» **What to produce**:
Report, as a bare number, how many lines contain the string "solución".

===== Records to process

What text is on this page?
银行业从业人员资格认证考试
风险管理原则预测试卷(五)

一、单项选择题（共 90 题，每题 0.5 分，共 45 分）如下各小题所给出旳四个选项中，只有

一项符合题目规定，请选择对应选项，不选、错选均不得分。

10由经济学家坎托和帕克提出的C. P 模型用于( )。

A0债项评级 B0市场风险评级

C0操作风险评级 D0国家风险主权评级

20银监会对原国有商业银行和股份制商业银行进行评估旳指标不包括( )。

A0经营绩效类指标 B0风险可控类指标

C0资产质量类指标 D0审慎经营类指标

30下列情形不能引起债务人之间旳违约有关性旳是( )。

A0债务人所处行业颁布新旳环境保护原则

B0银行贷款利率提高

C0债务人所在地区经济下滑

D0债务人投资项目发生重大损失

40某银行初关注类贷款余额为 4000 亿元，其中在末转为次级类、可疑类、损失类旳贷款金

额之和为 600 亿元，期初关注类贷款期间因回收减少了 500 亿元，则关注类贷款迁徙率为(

==========
===== Records to process

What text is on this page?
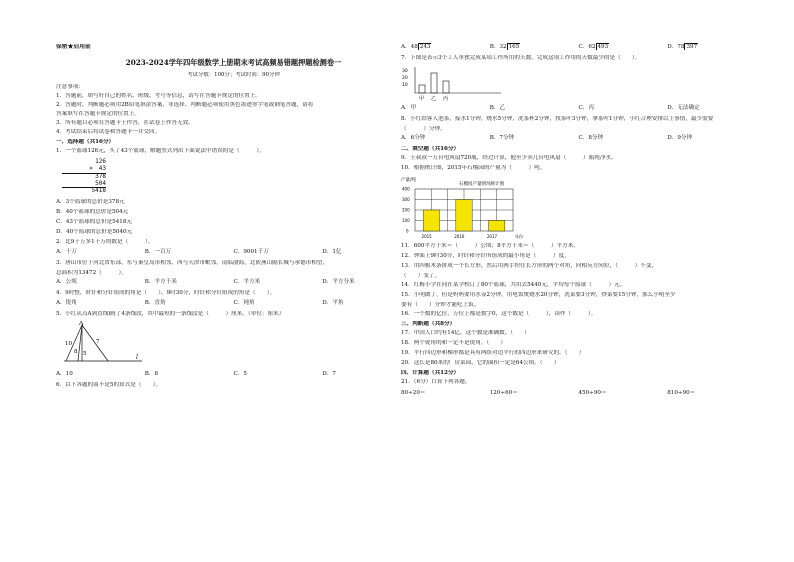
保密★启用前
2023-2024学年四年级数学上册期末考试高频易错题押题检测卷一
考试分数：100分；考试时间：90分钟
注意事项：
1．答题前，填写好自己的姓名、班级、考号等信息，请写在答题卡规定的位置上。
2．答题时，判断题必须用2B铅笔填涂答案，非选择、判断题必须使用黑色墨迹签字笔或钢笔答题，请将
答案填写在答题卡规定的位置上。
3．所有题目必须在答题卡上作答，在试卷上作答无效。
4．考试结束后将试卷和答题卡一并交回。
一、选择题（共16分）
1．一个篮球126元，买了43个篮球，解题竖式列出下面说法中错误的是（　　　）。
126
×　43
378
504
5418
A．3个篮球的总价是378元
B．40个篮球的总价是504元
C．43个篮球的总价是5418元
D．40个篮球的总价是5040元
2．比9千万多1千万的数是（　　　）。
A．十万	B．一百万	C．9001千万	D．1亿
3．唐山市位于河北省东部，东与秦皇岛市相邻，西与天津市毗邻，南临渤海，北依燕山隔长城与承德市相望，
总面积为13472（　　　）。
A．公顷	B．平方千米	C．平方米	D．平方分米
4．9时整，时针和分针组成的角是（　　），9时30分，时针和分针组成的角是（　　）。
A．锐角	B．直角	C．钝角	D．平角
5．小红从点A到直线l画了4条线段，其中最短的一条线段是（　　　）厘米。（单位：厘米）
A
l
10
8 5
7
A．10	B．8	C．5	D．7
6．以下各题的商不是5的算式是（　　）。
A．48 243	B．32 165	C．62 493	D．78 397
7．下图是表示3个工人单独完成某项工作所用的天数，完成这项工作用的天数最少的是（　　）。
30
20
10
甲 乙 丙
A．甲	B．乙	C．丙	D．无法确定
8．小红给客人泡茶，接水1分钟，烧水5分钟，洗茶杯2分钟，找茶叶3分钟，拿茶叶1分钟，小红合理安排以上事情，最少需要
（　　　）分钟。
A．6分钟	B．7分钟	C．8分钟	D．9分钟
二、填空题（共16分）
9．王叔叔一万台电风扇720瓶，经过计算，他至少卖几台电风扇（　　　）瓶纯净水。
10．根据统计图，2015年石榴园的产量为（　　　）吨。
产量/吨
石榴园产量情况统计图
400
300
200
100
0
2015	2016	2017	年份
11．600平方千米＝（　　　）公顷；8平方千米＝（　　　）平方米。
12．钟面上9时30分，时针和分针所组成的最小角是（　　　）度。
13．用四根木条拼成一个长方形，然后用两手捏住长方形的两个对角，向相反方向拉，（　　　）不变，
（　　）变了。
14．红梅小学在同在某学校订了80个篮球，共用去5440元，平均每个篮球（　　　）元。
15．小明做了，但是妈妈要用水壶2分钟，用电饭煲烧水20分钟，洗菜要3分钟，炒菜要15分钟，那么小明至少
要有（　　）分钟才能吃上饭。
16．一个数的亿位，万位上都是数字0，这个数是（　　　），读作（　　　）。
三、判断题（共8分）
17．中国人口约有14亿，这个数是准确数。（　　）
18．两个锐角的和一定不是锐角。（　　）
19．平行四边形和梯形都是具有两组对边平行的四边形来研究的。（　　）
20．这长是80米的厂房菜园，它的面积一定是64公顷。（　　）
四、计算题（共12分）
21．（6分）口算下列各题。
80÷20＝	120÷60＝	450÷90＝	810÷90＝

==========
===== Records to process

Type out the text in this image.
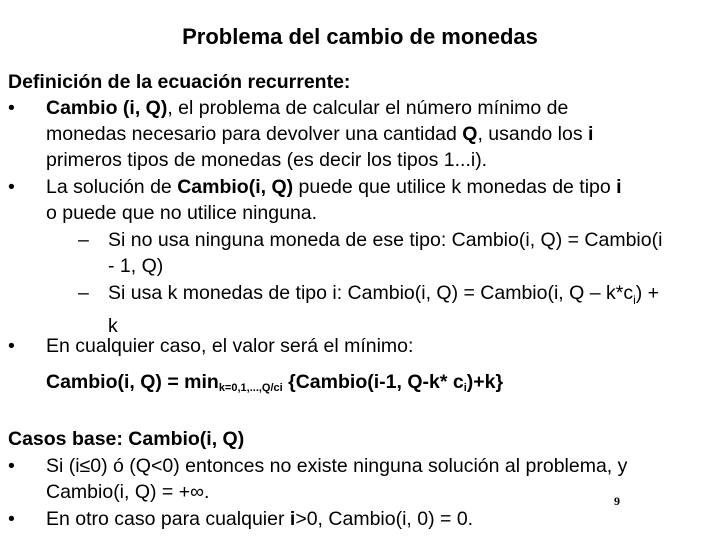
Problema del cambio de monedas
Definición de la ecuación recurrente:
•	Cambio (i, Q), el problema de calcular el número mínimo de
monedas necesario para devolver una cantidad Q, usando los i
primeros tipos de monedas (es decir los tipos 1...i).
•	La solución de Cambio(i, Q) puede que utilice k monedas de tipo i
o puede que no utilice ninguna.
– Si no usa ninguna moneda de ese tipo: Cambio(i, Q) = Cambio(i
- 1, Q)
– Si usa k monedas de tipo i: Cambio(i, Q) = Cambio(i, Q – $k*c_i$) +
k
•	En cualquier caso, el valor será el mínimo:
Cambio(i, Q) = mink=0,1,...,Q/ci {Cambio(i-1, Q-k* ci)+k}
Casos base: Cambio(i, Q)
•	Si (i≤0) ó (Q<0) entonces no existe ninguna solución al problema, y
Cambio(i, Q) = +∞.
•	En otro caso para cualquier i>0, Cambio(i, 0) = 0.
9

==========

» **Written answer**:
2